Set exercise> Identify the lines that contain the word "pueden" and copy each one.

Listed records>
+-------+

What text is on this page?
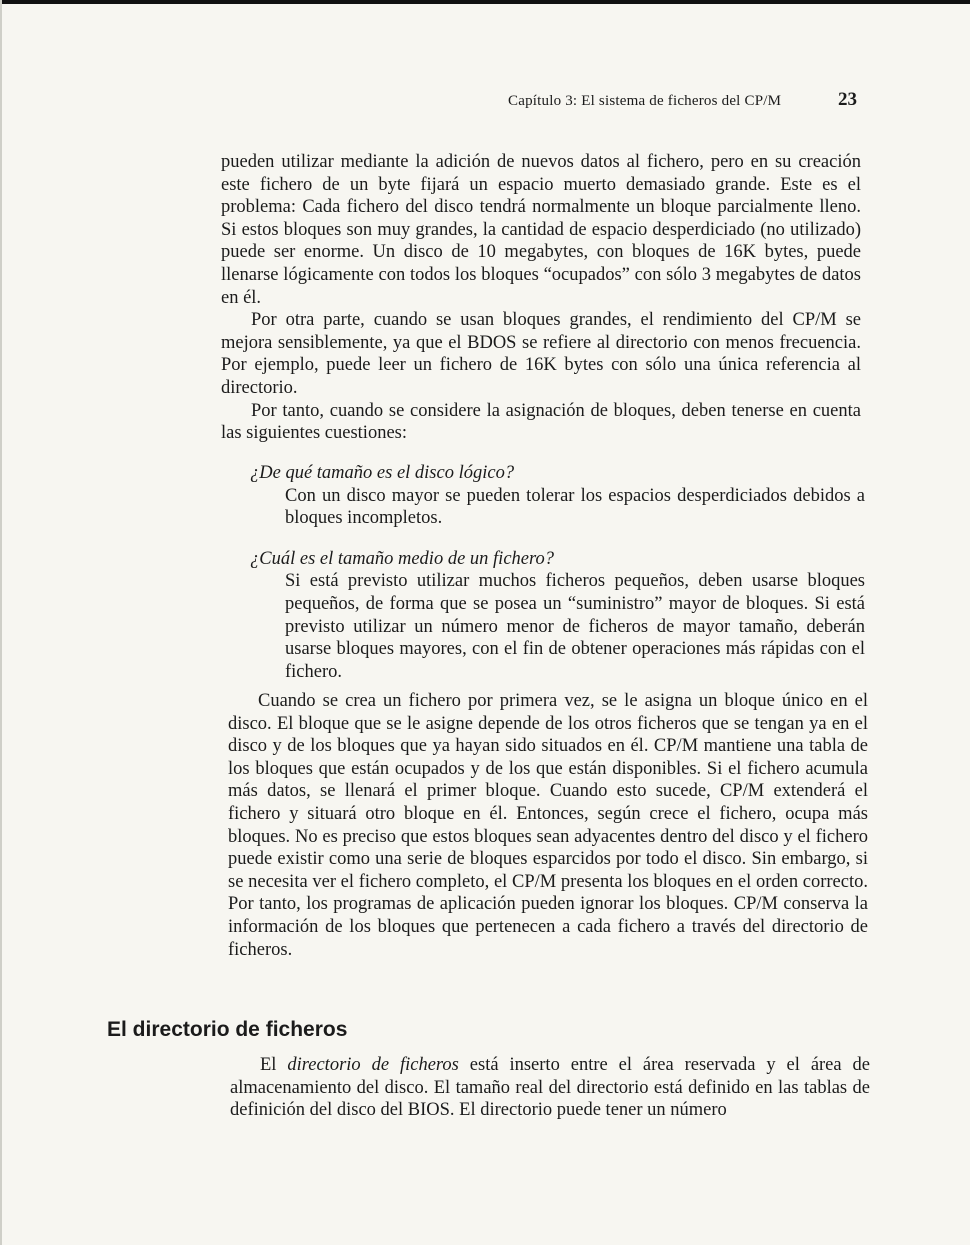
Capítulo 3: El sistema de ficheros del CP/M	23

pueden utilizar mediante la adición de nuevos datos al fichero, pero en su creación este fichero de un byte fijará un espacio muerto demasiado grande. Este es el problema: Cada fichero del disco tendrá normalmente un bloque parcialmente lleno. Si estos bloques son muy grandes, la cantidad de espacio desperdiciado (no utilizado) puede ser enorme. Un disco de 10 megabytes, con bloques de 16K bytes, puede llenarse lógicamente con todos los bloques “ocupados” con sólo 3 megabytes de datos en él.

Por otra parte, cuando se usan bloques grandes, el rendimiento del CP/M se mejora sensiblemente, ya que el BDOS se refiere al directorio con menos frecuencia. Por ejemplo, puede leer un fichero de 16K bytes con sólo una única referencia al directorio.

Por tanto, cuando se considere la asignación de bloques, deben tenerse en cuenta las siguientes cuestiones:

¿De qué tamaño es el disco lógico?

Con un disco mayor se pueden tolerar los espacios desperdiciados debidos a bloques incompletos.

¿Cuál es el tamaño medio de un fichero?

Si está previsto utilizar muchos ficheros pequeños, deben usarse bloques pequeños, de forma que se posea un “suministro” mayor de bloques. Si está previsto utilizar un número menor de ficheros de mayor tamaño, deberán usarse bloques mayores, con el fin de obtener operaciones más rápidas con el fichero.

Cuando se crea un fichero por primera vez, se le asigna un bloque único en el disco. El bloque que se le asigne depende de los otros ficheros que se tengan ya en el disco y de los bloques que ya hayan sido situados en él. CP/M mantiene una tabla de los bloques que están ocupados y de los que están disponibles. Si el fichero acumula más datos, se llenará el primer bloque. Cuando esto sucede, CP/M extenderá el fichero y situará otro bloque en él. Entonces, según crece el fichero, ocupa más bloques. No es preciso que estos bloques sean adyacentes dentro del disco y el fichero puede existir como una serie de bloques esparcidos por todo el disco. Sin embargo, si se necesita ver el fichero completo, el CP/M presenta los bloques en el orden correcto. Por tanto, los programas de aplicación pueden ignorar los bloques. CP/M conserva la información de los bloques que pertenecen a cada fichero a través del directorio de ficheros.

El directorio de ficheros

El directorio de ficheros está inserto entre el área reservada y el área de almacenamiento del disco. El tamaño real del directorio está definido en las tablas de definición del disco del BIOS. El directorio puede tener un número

+-------+

Exercise result>
pueden utilizar mediante la adición de nuevos datos al fichero, pero en su creación este fichero de un byte fijará un espacio muerto demasiado grande. Este es el problema: Cada fichero del disco tendrá normalmente un bloque parcialmente lleno. Si estos bloques son muy grandes, la cantidad de espacio desperdiciado (no utilizado) puede ser enorme. Un disco de 10 megabytes, con bloques de 16K bytes, puede llenarse lógicamente con todos los bloques “ocupados” con sólo 3 megabytes de datos en él.
Con un disco mayor se pueden tolerar los espacios desperdiciados debidos a bloques incompletos.
Cuando se crea un fichero por primera vez, se le asigna un bloque único en el disco. El bloque que se le asigne depende de los otros ficheros que se tengan ya en el disco y de los bloques que ya hayan sido situados en él. CP/M mantiene una tabla de los bloques que están ocupados y de los que están disponibles. Si el fichero acumula más datos, se llenará el primer bloque. Cuando esto sucede, CP/M extenderá el fichero y situará otro bloque en él. Entonces, según crece el fichero, ocupa más bloques. No es preciso que estos bloques sean adyacentes dentro del disco y el fichero puede existir como una serie de bloques esparcidos por todo el disco. Sin embargo, si se necesita ver el fichero completo, el CP/M presenta los bloques en el orden correcto. Por tanto, los programas de aplicación pueden ignorar los bloques. CP/M conserva la información de los bloques que pertenecen a cada fichero a través del directorio de ficheros.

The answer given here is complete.